» **Supplied passage**
** START **
I am attempting to calculate the machine epsilon value for doubles and floats in C++ as part of a school assignment. I'm using Cygwin in Windows 7, 64 bit, here is the code:
#include <iostream>
int main() {
double epsilon = 1;
while(1 + epsilon > 1)
epsilon = epsilon / 2;
epsilon = 2*epsilon;
std::cout << epsilon << std::endl;
float epsilon_f = 1;
while(1 + epsilon_f > 1)
epsilon_f = epsilon_f / 2;
epsilon_f = 2*epsilon_f;
std::cout << epsilon_f << std::endl;
return 1;
}
When I run the code, I receive 1.0842e-019 for both values. I looked it up and should be getting 2.22e-16 for the double, and 1.19e-07 for the float value. When I run the exact same code on a Macbook, the code returns the correct values. What could be causing the discrepancy on my Windows machine?
The CPU's floating-point registers typically contain 80 bits, and it looks like the Cygwin compiler chooses to perform the loop calculations entirely in registers (only truncating the result to 32/64 bits when printing the results).
** END **
» **Data provided**
** START **
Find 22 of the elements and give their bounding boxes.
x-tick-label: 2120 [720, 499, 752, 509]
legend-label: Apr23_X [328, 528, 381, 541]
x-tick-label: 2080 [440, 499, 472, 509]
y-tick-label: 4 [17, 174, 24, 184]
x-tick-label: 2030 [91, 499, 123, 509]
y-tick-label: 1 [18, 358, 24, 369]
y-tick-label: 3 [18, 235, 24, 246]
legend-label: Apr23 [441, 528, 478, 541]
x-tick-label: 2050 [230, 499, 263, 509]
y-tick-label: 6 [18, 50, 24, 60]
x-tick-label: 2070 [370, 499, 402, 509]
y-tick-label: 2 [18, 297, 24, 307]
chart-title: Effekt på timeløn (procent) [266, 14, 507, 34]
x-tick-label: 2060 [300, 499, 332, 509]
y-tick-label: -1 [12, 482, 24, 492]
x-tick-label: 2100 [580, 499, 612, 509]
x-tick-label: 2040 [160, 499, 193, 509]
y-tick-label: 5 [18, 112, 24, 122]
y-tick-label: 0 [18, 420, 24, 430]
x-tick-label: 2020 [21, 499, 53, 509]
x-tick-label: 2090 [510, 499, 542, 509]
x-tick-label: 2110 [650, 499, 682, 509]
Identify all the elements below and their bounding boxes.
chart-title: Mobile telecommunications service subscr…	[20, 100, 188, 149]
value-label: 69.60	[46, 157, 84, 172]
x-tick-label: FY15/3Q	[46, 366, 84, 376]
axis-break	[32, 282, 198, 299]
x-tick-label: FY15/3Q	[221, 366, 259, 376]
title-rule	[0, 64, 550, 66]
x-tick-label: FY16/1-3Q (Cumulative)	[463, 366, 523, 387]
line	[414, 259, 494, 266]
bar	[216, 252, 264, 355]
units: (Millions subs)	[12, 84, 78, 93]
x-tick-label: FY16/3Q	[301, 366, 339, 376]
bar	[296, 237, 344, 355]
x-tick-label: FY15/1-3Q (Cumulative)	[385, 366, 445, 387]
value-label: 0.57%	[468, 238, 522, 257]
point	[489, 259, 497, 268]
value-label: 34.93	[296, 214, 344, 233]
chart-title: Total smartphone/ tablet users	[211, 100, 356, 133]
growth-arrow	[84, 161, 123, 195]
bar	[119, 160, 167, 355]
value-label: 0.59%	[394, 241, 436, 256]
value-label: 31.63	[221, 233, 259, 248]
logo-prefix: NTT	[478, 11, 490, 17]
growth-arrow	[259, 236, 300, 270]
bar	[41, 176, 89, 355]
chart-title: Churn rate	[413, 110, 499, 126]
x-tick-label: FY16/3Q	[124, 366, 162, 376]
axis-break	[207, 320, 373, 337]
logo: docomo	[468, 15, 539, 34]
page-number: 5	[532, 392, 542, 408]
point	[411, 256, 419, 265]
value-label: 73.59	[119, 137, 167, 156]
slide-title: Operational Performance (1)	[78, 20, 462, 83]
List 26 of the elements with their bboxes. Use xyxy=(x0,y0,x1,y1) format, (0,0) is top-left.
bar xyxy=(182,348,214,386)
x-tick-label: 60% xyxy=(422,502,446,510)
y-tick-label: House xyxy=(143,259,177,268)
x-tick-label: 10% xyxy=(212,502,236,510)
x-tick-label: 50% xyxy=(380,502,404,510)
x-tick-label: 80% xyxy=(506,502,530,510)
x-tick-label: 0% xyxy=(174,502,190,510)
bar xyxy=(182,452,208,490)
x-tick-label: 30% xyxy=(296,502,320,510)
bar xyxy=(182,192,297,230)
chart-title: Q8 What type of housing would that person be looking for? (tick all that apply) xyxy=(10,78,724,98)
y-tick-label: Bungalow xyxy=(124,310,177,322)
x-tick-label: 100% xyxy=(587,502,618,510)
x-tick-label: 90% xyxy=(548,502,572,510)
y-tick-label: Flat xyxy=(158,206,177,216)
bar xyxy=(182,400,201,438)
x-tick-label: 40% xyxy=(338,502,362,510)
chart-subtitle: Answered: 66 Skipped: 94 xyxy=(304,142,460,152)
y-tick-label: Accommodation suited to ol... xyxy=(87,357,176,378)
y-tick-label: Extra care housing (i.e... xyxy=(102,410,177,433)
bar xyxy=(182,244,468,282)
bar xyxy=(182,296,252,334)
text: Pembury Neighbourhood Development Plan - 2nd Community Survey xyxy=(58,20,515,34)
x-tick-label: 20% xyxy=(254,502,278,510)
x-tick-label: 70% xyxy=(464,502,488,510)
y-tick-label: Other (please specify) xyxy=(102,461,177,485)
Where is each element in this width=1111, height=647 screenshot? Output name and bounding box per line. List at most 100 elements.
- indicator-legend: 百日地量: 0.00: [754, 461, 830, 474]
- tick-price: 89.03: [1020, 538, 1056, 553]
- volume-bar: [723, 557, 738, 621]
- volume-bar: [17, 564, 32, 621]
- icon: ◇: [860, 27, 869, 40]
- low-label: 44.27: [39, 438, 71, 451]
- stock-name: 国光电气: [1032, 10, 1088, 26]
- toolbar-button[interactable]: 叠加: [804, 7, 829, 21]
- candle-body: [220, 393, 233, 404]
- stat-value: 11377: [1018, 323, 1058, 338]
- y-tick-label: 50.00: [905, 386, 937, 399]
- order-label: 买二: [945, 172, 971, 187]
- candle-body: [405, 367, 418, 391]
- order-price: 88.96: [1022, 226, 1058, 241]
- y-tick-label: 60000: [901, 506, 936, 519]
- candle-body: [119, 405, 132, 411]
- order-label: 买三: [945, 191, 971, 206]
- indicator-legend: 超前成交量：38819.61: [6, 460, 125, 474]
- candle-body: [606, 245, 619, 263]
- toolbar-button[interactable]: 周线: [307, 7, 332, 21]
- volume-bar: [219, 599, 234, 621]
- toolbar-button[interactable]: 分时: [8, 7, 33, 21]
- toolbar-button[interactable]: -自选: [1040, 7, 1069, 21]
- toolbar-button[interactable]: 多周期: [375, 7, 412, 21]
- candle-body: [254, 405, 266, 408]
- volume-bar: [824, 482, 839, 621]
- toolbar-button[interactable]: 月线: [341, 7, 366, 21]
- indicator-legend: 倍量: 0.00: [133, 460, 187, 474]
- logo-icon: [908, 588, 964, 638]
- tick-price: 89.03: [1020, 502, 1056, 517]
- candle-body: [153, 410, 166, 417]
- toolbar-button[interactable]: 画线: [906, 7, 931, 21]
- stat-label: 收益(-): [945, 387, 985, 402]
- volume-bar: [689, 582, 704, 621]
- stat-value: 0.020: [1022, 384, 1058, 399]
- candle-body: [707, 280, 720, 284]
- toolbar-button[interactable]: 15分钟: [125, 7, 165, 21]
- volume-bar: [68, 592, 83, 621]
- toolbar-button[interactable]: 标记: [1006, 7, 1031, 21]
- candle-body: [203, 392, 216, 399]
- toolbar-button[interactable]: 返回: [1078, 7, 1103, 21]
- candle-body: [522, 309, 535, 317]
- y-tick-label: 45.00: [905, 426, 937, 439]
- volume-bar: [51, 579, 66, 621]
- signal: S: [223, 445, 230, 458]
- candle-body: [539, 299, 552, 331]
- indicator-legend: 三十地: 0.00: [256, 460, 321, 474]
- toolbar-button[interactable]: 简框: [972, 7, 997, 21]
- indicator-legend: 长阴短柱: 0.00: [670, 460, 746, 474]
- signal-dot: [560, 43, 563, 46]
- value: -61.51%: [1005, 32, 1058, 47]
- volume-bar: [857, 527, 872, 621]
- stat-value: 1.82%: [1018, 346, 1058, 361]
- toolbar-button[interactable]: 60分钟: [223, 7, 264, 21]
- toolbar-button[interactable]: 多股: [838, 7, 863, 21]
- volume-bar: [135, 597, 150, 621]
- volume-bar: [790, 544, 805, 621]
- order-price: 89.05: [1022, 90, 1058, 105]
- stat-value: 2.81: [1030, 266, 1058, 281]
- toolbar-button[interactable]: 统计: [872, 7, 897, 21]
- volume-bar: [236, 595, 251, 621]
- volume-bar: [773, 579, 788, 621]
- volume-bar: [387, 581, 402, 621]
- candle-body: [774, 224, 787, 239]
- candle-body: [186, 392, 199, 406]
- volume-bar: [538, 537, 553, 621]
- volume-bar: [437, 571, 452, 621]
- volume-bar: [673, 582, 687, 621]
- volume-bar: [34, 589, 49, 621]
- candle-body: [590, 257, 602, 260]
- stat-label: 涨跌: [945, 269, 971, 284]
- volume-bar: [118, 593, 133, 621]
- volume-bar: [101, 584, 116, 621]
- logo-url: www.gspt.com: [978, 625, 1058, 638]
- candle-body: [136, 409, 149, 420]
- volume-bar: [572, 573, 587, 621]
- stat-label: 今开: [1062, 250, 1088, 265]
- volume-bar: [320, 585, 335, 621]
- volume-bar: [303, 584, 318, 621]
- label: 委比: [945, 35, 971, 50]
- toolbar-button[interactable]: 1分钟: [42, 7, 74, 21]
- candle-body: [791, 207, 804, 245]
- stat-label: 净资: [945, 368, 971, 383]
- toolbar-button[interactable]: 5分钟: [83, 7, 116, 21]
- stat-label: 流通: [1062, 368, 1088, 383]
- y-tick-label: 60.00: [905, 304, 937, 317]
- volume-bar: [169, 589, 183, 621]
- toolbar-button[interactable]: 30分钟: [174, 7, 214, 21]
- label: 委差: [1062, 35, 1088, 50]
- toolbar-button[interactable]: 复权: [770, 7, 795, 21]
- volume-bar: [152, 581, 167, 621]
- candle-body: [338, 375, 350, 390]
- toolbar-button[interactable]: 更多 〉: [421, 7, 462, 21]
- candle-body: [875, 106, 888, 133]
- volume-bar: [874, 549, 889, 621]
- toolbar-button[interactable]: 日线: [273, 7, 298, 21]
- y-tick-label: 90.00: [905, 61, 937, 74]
** END **
» **Prompt 1**
List every number in the machine epsilon question that is written in scientific notation.
» **Prompt 2**
Echo everything in the machine epsilon question from "epsilon_f = epsilon_f" down to "printing the results).".

» **Task solution 1**
1.0842e-019
2.22e-16
1.19e-07

» **Task solution 2**
epsilon_f = epsilon_f / 2;
epsilon_f = 2*epsilon_f;
std::cout << epsilon_f << std::endl;
return 1;
}
When I run the code, I receive 1.0842e-019 for both values. I looked it up and should be getting 2.22e-16 for the double, and 1.19e-07 for the float value. When I run the exact same code on a Macbook, the code returns the correct values. What could be causing the discrepancy on my Windows machine?
The CPU's floating-point registers typically contain 80 bits, and it looks like the Cygwin compiler chooses to perform the loop calculations entirely in registers (only truncating the result to 32/64 bits when printing the results).